* _Exercise details_: Where does the string "this" appear? Copy every line of the entries below that holds it.

* _Provided information_:
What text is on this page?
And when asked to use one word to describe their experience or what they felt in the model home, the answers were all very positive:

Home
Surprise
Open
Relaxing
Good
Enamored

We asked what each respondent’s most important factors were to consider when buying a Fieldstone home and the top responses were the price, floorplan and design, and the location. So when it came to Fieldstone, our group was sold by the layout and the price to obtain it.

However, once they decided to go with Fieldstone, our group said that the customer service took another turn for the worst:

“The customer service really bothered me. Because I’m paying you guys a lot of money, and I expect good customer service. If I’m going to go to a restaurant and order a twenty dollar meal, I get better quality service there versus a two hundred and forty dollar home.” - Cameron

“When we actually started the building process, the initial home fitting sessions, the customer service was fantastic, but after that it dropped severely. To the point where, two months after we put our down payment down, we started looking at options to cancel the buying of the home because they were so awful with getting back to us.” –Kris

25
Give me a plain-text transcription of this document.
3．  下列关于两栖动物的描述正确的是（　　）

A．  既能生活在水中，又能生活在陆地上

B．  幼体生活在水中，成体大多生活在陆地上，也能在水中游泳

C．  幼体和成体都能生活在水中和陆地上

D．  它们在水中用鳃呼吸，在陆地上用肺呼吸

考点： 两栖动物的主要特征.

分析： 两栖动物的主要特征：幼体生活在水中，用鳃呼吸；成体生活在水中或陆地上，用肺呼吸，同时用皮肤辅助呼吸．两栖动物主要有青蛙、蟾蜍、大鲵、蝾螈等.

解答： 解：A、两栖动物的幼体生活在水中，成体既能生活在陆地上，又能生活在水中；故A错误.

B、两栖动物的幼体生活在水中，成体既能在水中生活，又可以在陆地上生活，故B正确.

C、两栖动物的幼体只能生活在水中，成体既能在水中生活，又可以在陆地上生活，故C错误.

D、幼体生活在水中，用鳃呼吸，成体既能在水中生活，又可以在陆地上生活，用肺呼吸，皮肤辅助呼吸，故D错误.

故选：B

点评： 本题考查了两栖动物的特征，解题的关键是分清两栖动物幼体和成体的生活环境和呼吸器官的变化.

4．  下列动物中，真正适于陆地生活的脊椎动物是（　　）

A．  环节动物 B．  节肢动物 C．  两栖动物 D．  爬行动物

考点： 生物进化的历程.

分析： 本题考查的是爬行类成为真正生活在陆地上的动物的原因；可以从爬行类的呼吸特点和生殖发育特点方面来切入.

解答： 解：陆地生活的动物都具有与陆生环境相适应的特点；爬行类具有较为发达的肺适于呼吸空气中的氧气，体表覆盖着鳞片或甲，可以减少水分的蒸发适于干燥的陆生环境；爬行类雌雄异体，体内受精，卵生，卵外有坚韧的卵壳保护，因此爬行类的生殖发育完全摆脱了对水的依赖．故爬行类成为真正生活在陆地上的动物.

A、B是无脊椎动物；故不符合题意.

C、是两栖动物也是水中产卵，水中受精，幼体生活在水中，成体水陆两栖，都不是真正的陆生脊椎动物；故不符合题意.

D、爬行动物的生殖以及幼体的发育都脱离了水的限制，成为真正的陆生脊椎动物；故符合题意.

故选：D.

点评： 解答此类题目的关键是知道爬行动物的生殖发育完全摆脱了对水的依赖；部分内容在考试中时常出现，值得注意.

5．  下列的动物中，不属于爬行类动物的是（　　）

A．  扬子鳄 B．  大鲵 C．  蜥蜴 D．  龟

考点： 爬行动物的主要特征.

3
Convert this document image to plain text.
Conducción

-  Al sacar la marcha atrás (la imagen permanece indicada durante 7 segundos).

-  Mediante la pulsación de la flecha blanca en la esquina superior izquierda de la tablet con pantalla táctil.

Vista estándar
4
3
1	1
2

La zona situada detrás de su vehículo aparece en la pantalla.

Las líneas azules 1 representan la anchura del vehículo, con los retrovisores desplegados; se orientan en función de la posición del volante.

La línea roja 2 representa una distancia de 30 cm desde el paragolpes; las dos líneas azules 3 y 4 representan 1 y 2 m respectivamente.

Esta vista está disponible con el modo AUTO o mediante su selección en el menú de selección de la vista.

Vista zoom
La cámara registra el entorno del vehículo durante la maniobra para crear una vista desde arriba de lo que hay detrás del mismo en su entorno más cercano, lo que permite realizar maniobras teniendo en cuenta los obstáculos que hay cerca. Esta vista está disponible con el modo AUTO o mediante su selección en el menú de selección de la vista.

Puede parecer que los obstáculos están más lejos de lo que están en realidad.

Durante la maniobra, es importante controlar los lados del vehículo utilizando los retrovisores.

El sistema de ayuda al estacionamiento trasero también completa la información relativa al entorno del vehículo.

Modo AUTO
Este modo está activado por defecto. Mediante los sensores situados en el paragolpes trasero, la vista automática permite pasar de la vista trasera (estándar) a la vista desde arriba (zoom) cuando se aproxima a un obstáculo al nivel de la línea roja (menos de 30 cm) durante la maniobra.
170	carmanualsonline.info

* _Answer for the task_:
What text is on this page?
Give me a plain-text transcription of this document.
Convert this document image to plain text.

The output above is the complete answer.